### SET TASK
Reproduce this listing in full.

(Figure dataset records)
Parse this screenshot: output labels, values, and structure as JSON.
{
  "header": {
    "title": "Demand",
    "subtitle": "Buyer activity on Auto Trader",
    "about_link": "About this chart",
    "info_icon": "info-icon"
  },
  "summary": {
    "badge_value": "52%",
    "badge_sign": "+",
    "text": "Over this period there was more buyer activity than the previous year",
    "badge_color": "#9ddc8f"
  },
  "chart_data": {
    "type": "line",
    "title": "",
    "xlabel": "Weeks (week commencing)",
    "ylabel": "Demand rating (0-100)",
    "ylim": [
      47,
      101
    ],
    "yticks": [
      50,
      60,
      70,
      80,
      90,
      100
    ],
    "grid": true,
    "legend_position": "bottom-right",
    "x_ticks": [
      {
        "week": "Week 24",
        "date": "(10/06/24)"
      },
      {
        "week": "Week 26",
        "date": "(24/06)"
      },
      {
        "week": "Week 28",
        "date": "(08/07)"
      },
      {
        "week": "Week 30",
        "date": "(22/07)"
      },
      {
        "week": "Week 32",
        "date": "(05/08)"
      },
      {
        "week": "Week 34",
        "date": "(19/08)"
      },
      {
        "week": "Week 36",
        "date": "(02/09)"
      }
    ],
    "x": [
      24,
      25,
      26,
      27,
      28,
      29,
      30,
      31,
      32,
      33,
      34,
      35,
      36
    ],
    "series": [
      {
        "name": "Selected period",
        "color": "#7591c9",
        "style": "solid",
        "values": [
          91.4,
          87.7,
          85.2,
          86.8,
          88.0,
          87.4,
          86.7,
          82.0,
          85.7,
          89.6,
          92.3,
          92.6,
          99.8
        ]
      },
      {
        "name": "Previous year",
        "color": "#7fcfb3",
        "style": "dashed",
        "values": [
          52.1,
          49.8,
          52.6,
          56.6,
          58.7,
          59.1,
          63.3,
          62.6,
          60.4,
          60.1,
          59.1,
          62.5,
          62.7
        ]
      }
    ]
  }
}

### SOLUTION TO THIS TASK
Parse this screenshot: output labels, values, and structure as JSON.
{
  "header": {
    "title": "Demand",
    "subtitle": "Buyer activity on Auto Trader",
    "about_link": "About this chart",
    "info_icon": "info-icon"
  },
  "summary": {
    "badge_value": "52%",
    "badge_sign": "+",
    "text": "Over this period there was more buyer activity than the previous year",
    "badge_color": "#9ddc8f"
  },
  "chart_data": {
    "type": "line",
    "title": "",
    "xlabel": "Weeks (week commencing)",
    "ylabel": "Demand rating (0-100)",
    "ylim": [
      47,
      101
    ],
    "yticks": [
      50,
      60,
      70,
      80,
      90,
      100
    ],
    "grid": true,
    "legend_position": "bottom-right",
    "x_ticks": [
      {
        "week": "Week 24",
        "date": "(10/06/24)"
      },
      {
        "week": "Week 26",
        "date": "(24/06)"
      },
      {
        "week": "Week 28",
        "date": "(08/07)"
      },
      {
        "week": "Week 30",
        "date": "(22/07)"
      },
      {
        "week": "Week 32",
        "date": "(05/08)"
      },
      {
        "week": "Week 34",
        "date": "(19/08)"
      },
      {
        "week": "Week 36",
        "date": "(02/09)"
      }
    ],
    "x": [
      24,
      25,
      26,
      27,
      28,
      29,
      30,
      31,
      32,
      33,
      34,
      35,
      36
    ],
    "series": [
      {
        "name": "Selected period",
        "color": "#7591c9",
        "style": "solid",
        "values": [
          91.4,
          87.7,
          85.2,
          86.8,
          88.0,
          87.4,
          86.7,
          82.0,
          85.7,
          89.6,
          92.3,
          92.6,
          99.8
        ]
      },
      {
        "name": "Previous year",
        "color": "#7fcfb3",
        "style": "dashed",
        "values": [
          52.1,
          49.8,
          52.6,
          56.6,
          58.7,
          59.1,
          63.3,
          62.6,
          60.4,
          60.1,
          59.1,
          62.5,
          62.7
        ]
      }
    ]
  }
}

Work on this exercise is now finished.